Looks like they're utilizing another companies chat software or the write-up for it because they didn't bother making it company specific.

Kind of funny that that chat software seems to return so many porn websites apparently utilizing it.


----------



## Kumah Dormenyo

hello good afternoon i just came to register for uber drivers account but the link given to me to answer the questions is not working please what do i do now?
tanks


----------



## King George

Hi


----------



## Kumah Dormenyo

hello please i wrote an exams and want to confirm if i have pass and know the time for my trainin
ng thanks


----------



## peteyvavs

Samename said:


> I think that the app being avail on personal phone was necessary improvement, and now they are offering live chat support. Can't wait to see some screenshots of conversations!

Exercise tasks:
[a] List the usernames that appear as post headings in the forum thread, naming each one once.
[b] According to the forum thread, why does it look like another company's chat software is being used?
[c] Please take the forum thread further by writing what comes next after its final post.
The items come from a separate source unrelated to the forum thread.

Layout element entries
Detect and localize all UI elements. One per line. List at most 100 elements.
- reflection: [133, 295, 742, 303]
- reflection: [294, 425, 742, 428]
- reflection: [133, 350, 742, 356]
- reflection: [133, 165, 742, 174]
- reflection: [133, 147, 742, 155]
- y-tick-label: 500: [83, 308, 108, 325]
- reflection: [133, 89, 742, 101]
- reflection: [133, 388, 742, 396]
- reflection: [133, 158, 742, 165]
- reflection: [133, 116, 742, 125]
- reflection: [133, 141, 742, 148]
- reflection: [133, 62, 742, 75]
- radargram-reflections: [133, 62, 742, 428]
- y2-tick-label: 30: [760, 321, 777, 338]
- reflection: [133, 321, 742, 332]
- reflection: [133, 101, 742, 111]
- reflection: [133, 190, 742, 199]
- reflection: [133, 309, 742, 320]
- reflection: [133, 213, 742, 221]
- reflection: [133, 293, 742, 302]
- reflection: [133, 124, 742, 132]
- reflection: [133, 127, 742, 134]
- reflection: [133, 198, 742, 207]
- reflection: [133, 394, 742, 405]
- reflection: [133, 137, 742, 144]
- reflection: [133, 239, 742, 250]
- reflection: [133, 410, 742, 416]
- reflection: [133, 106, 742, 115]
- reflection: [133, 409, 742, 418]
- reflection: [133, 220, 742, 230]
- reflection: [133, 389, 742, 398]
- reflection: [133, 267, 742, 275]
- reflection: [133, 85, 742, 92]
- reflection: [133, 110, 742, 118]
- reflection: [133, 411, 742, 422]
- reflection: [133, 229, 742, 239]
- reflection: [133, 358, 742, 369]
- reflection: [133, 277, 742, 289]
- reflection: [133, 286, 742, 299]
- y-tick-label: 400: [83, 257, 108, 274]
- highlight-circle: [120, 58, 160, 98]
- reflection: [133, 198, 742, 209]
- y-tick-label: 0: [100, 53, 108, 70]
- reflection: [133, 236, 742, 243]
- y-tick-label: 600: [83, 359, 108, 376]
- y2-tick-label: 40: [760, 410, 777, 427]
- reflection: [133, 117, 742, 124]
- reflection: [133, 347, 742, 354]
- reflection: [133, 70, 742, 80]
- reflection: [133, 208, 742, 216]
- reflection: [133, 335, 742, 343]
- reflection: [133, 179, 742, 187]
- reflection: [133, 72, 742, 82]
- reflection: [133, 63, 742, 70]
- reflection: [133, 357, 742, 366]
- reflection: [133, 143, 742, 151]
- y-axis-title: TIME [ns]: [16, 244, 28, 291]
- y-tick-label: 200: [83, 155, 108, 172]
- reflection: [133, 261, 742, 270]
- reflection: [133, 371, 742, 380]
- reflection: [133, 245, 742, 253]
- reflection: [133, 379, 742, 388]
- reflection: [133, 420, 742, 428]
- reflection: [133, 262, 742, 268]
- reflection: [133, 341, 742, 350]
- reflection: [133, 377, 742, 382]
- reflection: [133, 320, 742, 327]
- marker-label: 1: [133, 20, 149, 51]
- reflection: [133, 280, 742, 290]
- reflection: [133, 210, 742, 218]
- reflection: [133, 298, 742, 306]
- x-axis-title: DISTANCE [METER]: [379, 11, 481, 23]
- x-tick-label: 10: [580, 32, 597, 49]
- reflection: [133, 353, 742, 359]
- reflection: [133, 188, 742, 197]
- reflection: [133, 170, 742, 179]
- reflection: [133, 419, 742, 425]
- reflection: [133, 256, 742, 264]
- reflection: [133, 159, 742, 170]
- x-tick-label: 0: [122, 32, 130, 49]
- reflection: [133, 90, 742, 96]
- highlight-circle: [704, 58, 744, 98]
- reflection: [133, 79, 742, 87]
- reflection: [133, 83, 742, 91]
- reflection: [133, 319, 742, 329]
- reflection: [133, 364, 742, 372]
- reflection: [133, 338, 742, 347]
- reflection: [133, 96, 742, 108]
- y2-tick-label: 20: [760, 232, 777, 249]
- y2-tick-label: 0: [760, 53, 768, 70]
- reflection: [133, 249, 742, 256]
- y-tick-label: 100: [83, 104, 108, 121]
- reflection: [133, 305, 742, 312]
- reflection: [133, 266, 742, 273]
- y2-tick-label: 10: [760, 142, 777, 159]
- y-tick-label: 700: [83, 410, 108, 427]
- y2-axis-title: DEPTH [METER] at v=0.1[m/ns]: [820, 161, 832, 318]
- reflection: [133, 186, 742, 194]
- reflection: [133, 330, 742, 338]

Expected results:
[a] Kumah Dormenyo, King George, peteyvavs

[b] It looks that way because whoever set it up didn't bother making the chat software, or its write-up, specific to the company.

[c]
> 
> Here is email I just got:
> 
> Over the past 3 months, the Uber SD team has been meeting with Driver-Partners to ask for your feedback on partnering with Uber. We have recorded your comments, and worked to develop creative solutions that make partnering with us easier.​
> Email response time was one of the most common complaints in our roundtable meetings, and partners asked for access to live-support. We agree that our process could be improved, and*we're happy to announce the launch of Live Chat support on (link expired to driveubersd.com)*​
> Beginning today, you can visit the partners website (link expired) for support on many of the most common questions we see from our partners.​
> How To Use Live Chat
> 
> 
> 
> 
> 
> 
> 
> 
> 
> 
> *FAQ's:
> 
> What Hours Will Live Chat Be Available?*
> 
> Our goal is to have Live Chat available as often as possible, but to start out we'll have chat representatives available from 9 AM - 5 PM, except during Office Hours. Anytime you see the chat box available on the site, you can ask questions. If we're not available, you can still [email protected] with your questions.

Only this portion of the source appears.